**Do this**
Copy out, character for character, the lines from the one containing "candle-body-bearish bbox=[18, 282, 22, 298]" through the one containing "candle-body-bullish bbox=[154, 172, 158, 183]", including both of those lines.

**Raw records**
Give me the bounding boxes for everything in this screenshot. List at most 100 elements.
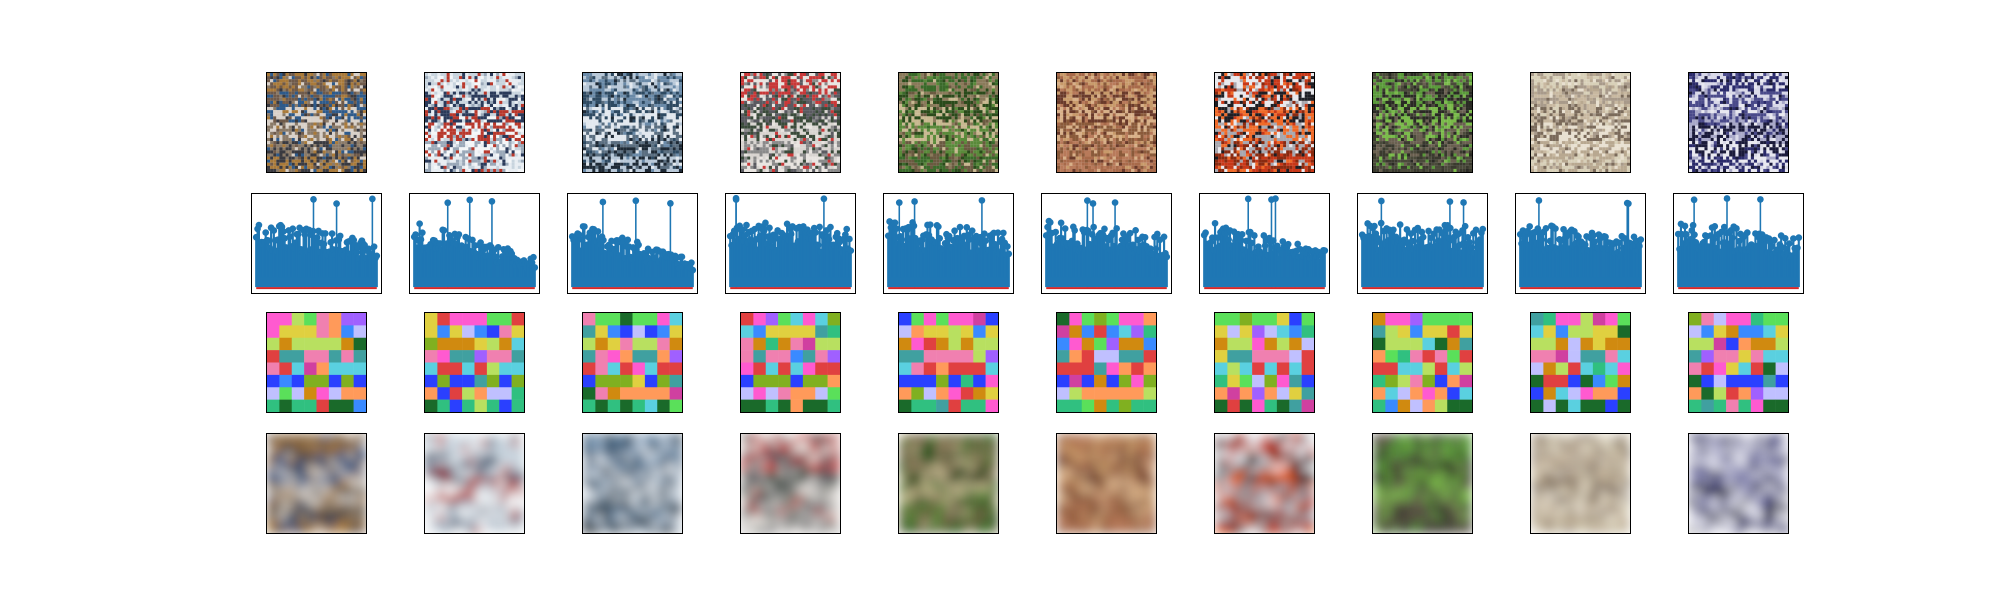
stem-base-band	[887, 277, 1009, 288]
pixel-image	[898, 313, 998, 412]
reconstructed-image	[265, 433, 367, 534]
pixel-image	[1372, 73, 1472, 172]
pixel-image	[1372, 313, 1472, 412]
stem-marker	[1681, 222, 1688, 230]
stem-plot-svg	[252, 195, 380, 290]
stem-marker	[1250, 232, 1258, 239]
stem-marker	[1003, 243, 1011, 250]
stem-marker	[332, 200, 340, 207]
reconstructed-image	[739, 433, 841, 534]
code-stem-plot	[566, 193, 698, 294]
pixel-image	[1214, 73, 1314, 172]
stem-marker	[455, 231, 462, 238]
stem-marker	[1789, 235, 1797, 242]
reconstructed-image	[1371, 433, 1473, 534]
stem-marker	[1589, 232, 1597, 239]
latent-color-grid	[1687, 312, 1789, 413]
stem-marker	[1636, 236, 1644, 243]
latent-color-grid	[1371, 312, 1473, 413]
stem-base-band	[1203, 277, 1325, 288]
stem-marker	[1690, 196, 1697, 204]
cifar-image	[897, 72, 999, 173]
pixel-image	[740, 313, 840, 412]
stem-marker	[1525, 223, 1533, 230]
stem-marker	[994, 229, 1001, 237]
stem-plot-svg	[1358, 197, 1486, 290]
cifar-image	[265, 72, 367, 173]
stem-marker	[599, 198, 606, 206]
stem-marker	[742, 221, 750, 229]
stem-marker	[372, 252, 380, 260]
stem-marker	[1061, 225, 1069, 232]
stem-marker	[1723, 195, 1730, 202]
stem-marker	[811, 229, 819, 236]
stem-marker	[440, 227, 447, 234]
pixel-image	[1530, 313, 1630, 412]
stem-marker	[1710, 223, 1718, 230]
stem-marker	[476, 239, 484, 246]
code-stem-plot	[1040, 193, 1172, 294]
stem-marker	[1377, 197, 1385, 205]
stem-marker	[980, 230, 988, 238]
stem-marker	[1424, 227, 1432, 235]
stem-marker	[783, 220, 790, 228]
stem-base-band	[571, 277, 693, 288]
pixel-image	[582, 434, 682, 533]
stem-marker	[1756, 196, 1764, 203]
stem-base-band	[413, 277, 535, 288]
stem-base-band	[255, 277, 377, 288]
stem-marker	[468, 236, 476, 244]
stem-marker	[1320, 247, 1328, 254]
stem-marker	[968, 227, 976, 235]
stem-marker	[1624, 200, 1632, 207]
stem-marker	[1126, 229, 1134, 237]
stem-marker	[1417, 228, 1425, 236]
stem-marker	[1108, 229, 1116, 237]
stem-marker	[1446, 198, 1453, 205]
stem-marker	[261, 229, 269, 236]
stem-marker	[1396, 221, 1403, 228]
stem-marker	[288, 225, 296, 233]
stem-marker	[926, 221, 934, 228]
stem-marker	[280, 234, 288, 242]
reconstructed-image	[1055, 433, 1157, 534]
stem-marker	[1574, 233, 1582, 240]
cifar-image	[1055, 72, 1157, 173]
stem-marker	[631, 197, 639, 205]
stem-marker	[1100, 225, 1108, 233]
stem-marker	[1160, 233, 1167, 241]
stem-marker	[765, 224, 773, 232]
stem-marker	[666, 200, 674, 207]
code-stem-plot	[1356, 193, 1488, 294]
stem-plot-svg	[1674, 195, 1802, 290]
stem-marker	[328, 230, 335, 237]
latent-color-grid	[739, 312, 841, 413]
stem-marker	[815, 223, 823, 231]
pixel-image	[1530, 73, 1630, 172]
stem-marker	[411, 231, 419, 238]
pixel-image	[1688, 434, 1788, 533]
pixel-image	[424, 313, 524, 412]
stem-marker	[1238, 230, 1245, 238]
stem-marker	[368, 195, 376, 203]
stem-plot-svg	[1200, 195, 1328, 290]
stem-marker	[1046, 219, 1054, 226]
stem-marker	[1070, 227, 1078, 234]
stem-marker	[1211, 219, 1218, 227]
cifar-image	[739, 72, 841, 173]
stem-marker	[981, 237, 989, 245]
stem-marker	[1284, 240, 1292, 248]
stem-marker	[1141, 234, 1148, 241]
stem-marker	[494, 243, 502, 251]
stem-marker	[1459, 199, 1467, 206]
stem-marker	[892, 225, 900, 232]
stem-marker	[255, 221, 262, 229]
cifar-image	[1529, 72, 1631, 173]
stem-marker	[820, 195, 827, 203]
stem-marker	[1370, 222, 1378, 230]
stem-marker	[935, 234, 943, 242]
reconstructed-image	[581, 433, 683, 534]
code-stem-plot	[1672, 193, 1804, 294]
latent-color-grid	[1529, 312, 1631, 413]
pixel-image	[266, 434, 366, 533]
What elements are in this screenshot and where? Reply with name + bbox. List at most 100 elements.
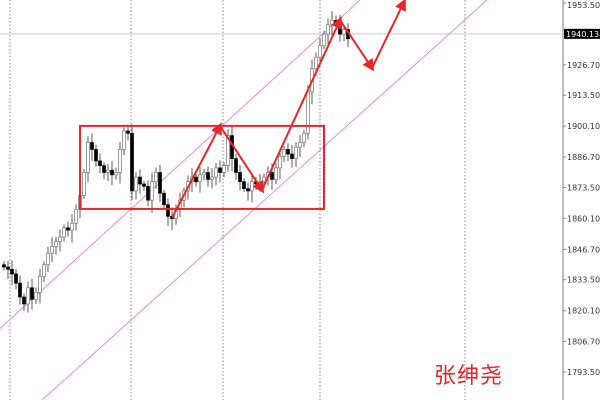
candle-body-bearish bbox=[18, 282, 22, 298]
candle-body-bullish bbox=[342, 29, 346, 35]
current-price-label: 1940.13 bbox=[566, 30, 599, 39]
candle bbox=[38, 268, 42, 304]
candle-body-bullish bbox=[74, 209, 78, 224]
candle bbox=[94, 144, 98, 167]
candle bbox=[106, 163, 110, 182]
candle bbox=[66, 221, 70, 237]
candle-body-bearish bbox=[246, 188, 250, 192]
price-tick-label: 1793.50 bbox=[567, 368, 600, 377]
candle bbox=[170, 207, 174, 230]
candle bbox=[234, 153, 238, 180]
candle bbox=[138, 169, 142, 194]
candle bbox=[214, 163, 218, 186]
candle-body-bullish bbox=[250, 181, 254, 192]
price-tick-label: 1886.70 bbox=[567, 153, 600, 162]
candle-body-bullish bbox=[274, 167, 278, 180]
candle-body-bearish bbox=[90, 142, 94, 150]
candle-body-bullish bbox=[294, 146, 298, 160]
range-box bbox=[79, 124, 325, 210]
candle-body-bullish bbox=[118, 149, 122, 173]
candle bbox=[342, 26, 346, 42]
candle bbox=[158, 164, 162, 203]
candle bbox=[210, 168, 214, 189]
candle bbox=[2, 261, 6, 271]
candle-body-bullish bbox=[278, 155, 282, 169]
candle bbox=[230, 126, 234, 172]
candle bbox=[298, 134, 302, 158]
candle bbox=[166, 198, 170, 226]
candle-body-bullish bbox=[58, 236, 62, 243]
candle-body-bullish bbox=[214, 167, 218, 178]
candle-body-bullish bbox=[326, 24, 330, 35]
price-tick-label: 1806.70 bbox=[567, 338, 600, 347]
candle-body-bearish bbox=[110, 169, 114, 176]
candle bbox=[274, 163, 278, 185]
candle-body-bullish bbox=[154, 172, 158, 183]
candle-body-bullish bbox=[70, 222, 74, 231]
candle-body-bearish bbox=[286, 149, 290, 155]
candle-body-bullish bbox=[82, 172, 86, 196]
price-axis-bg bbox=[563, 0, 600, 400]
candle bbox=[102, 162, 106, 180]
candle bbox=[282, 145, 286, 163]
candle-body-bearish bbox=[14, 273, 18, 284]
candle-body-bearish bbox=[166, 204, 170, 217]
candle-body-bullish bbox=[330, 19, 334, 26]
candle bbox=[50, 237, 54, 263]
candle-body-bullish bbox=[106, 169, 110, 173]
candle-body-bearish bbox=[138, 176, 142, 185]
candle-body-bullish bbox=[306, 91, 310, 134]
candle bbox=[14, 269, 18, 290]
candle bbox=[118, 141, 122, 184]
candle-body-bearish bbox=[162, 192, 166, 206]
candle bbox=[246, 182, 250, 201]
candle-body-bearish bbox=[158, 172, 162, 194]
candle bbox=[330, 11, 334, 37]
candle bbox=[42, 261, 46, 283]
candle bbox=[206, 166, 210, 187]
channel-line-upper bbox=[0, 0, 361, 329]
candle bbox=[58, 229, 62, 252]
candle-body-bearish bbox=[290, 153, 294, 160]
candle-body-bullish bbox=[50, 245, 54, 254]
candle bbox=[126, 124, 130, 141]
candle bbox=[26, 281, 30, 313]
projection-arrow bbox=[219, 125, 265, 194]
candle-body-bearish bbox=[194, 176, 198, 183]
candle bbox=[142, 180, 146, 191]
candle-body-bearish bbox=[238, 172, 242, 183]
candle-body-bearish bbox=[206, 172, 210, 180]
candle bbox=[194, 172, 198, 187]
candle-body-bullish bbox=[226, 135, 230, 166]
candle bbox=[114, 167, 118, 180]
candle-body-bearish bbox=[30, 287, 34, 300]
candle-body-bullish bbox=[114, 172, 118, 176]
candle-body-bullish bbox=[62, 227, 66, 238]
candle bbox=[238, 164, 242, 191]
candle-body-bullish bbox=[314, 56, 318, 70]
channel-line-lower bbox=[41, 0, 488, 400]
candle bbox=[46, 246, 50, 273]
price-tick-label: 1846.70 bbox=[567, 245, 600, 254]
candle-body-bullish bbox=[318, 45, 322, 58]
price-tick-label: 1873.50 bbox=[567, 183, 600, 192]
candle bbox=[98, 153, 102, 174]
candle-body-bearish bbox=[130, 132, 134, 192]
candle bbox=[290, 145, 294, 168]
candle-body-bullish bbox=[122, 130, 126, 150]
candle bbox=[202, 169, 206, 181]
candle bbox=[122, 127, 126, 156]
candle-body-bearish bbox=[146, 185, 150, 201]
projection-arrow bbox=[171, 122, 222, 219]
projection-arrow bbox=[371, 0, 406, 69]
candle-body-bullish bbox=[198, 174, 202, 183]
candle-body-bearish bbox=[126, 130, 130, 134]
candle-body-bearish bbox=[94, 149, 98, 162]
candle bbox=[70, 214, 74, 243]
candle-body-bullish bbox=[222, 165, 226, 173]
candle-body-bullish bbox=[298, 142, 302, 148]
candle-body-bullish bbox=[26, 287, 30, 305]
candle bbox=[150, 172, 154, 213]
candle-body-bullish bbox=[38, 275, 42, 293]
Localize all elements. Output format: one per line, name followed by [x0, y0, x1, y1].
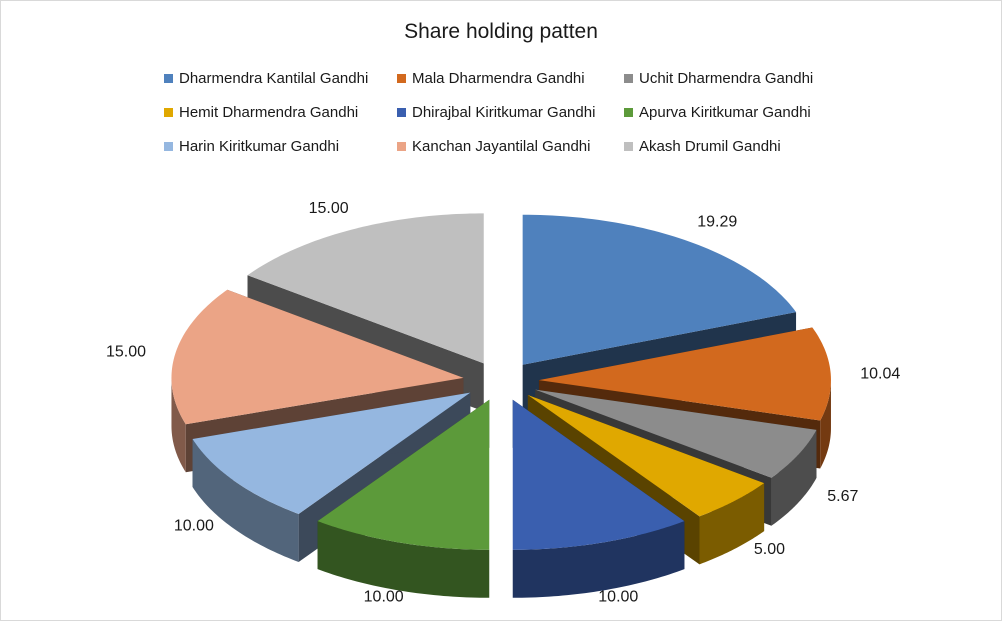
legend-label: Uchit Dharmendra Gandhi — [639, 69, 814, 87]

**Output of the task**
candle-body-bearish bbox=[18, 282, 22, 298]
candle-body-bullish bbox=[342, 29, 346, 35]
current-price-label: 1940.13 bbox=[566, 30, 599, 39]
candle bbox=[38, 268, 42, 304]
candle-body-bullish bbox=[74, 209, 78, 224]
candle bbox=[94, 144, 98, 167]
candle bbox=[106, 163, 110, 182]
candle bbox=[66, 221, 70, 237]
candle-body-bearish bbox=[246, 188, 250, 192]
price-tick-label: 1793.50 bbox=[567, 368, 600, 377]
candle bbox=[170, 207, 174, 230]
candle bbox=[234, 153, 238, 180]
candle bbox=[138, 169, 142, 194]
candle bbox=[214, 163, 218, 186]
candle-body-bullish bbox=[250, 181, 254, 192]
price-tick-label: 1886.70 bbox=[567, 153, 600, 162]
candle-body-bullish bbox=[274, 167, 278, 180]
candle-body-bearish bbox=[90, 142, 94, 150]
candle-body-bullish bbox=[294, 146, 298, 160]
range-box bbox=[79, 124, 325, 210]
candle-body-bullish bbox=[118, 149, 122, 173]
candle bbox=[342, 26, 346, 42]
candle bbox=[158, 164, 162, 203]
candle bbox=[210, 168, 214, 189]
candle bbox=[2, 261, 6, 271]
candle-body-bullish bbox=[278, 155, 282, 169]
candle bbox=[230, 126, 234, 172]
candle bbox=[298, 134, 302, 158]
candle bbox=[166, 198, 170, 226]
candle-body-bullish bbox=[58, 236, 62, 243]
candle-body-bullish bbox=[214, 167, 218, 178]
candle-body-bullish bbox=[326, 24, 330, 35]
price-tick-label: 1806.70 bbox=[567, 338, 600, 347]
candle-body-bearish bbox=[110, 169, 114, 176]
candle bbox=[274, 163, 278, 185]
candle-body-bullish bbox=[154, 172, 158, 183]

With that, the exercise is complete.